== TASK STATEMENT ==
Send back all the data below, exactly as given.

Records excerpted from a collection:
============

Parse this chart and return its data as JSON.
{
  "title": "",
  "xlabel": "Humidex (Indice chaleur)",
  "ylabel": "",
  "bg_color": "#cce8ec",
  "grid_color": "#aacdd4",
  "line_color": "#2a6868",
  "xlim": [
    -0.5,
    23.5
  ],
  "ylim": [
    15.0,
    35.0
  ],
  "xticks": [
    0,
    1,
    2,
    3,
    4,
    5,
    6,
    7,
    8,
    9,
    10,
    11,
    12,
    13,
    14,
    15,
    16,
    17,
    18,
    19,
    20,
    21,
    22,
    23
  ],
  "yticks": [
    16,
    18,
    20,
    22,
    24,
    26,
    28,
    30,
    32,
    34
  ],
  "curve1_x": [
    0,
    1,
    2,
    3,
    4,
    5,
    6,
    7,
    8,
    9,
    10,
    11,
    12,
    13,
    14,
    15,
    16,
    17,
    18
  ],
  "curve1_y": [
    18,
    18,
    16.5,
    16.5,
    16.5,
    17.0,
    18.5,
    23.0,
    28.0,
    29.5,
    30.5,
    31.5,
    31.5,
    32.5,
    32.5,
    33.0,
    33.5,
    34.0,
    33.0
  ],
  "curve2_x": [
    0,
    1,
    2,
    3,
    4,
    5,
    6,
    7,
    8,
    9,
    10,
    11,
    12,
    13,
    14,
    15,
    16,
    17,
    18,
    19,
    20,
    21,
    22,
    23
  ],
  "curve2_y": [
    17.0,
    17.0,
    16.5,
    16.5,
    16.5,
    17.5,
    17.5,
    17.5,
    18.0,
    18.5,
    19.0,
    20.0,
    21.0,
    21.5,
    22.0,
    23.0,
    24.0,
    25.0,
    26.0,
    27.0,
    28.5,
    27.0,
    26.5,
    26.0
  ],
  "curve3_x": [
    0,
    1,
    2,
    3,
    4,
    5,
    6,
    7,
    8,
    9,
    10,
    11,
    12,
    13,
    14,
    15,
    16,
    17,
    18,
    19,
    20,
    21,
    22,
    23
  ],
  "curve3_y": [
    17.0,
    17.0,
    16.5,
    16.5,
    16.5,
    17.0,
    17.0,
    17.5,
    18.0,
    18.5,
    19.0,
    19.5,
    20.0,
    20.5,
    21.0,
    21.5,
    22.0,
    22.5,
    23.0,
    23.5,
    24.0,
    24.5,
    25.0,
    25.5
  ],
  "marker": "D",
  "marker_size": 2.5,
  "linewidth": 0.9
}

============

== TASK RESPONSE ==
Parse this chart and return its data as JSON.
{
  "title": "",
  "xlabel": "Humidex (Indice chaleur)",
  "ylabel": "",
  "bg_color": "#cce8ec",
  "grid_color": "#aacdd4",
  "line_color": "#2a6868",
  "xlim": [
    -0.5,
    23.5
  ],
  "ylim": [
    15.0,
    35.0
  ],
  "xticks": [
    0,
    1,
    2,
    3,
    4,
    5,
    6,
    7,
    8,
    9,
    10,
    11,
    12,
    13,
    14,
    15,
    16,
    17,
    18,
    19,
    20,
    21,
    22,
    23
  ],
  "yticks": [
    16,
    18,
    20,
    22,
    24,
    26,
    28,
    30,
    32,
    34
  ],
  "curve1_x": [
    0,
    1,
    2,
    3,
    4,
    5,
    6,
    7,
    8,
    9,
    10,
    11,
    12,
    13,
    14,
    15,
    16,
    17,
    18
  ],
  "curve1_y": [
    18,
    18,
    16.5,
    16.5,
    16.5,
    17.0,
    18.5,
    23.0,
    28.0,
    29.5,
    30.5,
    31.5,
    31.5,
    32.5,
    32.5,
    33.0,
    33.5,
    34.0,
    33.0
  ],
  "curve2_x": [
    0,
    1,
    2,
    3,
    4,
    5,
    6,
    7,
    8,
    9,
    10,
    11,
    12,
    13,
    14,
    15,
    16,
    17,
    18,
    19,
    20,
    21,
    22,
    23
  ],
  "curve2_y": [
    17.0,
    17.0,
    16.5,
    16.5,
    16.5,
    17.5,
    17.5,
    17.5,
    18.0,
    18.5,
    19.0,
    20.0,
    21.0,
    21.5,
    22.0,
    23.0,
    24.0,
    25.0,
    26.0,
    27.0,
    28.5,
    27.0,
    26.5,
    26.0
  ],
  "curve3_x": [
    0,
    1,
    2,
    3,
    4,
    5,
    6,
    7,
    8,
    9,
    10,
    11,
    12,
    13,
    14,
    15,
    16,
    17,
    18,
    19,
    20,
    21,
    22,
    23
  ],
  "curve3_y": [
    17.0,
    17.0,
    16.5,
    16.5,
    16.5,
    17.0,
    17.0,
    17.5,
    18.0,
    18.5,
    19.0,
    19.5,
    20.0,
    20.5,
    21.0,
    21.5,
    22.0,
    22.5,
    23.0,
    23.5,
    24.0,
    24.5,
    25.0,
    25.5
  ],
  "marker": "D",
  "marker_size": 2.5,
  "linewidth": 0.9
}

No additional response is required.